+++ Input
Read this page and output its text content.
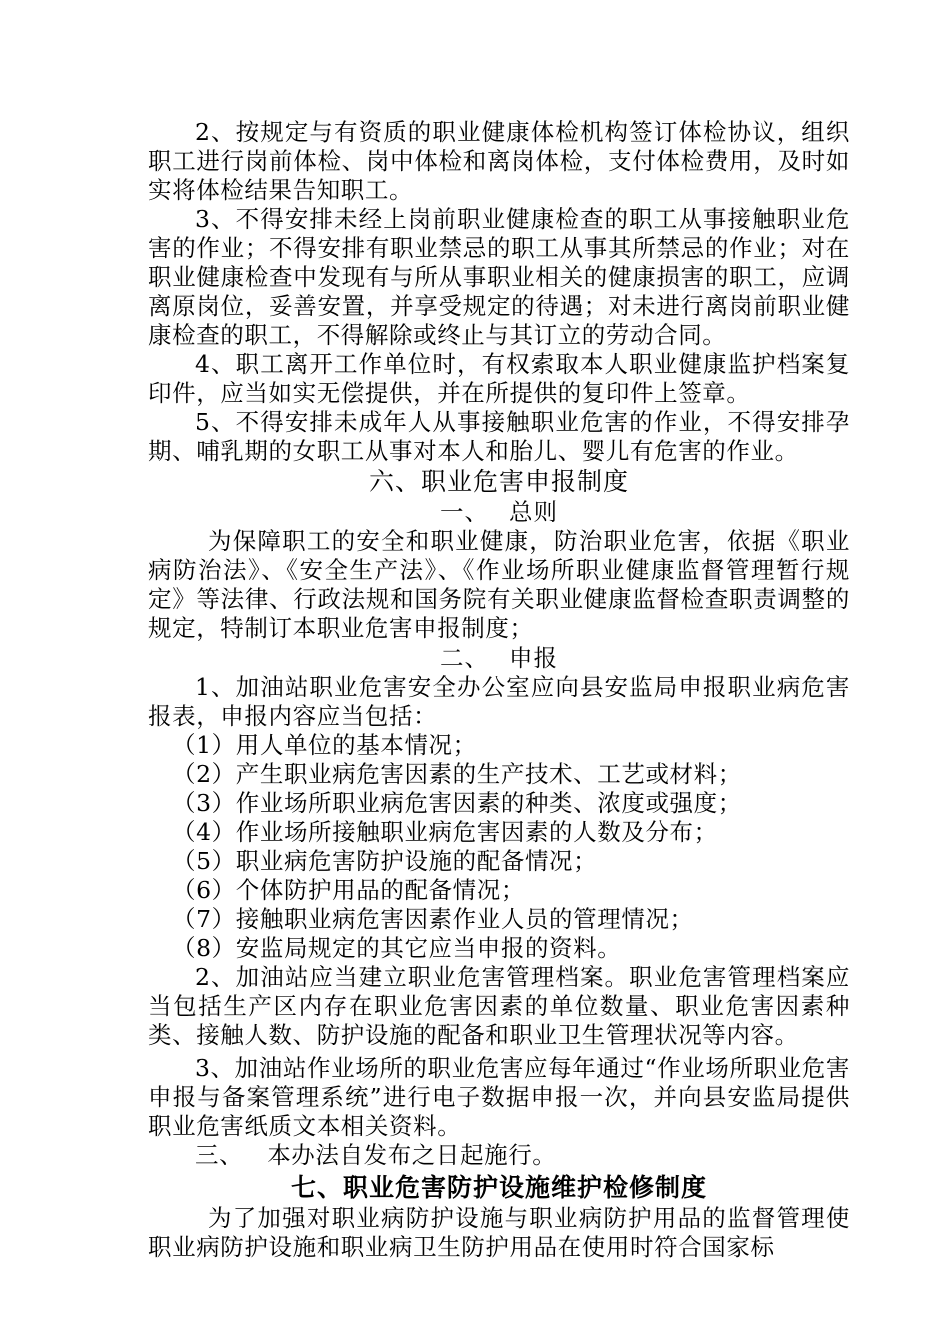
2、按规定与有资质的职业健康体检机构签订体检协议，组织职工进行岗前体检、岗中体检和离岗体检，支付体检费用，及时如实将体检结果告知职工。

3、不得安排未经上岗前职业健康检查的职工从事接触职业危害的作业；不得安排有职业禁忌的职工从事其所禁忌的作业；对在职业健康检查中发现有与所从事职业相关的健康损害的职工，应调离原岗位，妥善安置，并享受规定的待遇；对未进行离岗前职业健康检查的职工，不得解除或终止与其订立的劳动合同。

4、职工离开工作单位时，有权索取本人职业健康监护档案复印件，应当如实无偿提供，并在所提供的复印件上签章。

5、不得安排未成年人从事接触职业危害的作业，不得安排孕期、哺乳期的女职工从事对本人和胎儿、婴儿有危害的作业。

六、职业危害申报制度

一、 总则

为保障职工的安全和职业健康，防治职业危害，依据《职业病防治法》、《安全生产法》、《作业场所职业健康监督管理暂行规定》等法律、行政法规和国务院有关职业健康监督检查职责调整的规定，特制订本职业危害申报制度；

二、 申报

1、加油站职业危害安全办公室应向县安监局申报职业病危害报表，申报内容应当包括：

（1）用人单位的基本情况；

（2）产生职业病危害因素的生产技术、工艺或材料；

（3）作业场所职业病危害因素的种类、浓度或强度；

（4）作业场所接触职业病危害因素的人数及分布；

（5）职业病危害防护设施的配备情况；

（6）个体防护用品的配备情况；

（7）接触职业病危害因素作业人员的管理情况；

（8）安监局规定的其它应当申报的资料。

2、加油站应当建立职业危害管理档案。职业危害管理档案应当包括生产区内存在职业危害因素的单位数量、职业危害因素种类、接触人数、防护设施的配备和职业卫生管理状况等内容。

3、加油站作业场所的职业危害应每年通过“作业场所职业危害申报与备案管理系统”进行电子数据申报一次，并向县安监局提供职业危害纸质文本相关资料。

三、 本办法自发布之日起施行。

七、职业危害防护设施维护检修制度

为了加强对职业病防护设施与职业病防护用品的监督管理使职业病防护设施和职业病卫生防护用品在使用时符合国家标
++++++
+++ Input
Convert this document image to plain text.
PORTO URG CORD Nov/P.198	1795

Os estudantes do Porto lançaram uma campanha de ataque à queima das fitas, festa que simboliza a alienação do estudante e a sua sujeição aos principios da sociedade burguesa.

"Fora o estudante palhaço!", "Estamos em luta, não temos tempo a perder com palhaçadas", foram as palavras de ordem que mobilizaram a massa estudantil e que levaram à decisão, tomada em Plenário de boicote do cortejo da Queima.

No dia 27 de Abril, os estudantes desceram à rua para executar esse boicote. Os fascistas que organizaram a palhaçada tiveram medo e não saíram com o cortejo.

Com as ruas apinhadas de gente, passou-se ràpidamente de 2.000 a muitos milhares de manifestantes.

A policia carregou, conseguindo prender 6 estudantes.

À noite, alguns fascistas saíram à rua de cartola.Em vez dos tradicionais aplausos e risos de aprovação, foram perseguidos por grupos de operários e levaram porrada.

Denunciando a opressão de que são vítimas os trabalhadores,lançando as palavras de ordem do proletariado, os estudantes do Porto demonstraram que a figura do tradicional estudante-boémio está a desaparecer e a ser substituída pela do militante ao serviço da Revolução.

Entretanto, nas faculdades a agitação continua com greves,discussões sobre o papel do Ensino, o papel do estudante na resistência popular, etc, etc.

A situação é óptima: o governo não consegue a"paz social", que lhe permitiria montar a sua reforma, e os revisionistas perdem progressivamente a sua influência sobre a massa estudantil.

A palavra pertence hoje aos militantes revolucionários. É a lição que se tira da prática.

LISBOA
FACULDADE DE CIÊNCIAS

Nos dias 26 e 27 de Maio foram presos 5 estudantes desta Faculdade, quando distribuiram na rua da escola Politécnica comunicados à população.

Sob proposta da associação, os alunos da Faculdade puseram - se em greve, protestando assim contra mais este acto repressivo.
++++++
+++ Input
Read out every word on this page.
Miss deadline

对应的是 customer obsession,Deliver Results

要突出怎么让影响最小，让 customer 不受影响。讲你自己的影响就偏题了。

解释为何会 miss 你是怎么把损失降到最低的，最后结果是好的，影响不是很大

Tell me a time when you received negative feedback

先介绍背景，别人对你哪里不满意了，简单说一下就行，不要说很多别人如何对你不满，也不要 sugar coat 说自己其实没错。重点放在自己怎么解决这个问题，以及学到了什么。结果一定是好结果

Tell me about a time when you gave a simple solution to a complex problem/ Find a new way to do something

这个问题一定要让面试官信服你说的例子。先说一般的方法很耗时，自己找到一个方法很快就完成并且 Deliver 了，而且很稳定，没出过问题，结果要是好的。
++++++
Direction :: Each line in the entries above that includes the string "Deliver" should be extracted.

Solution ::
对应的是 customer obsession,Deliver Results
这个问题一定要让面试官信服你说的例子。先说一般的方法很耗时，自己找到一个方法很快就完成并且 Deliver 了，而且很稳定，没出过问题，结果要是好的。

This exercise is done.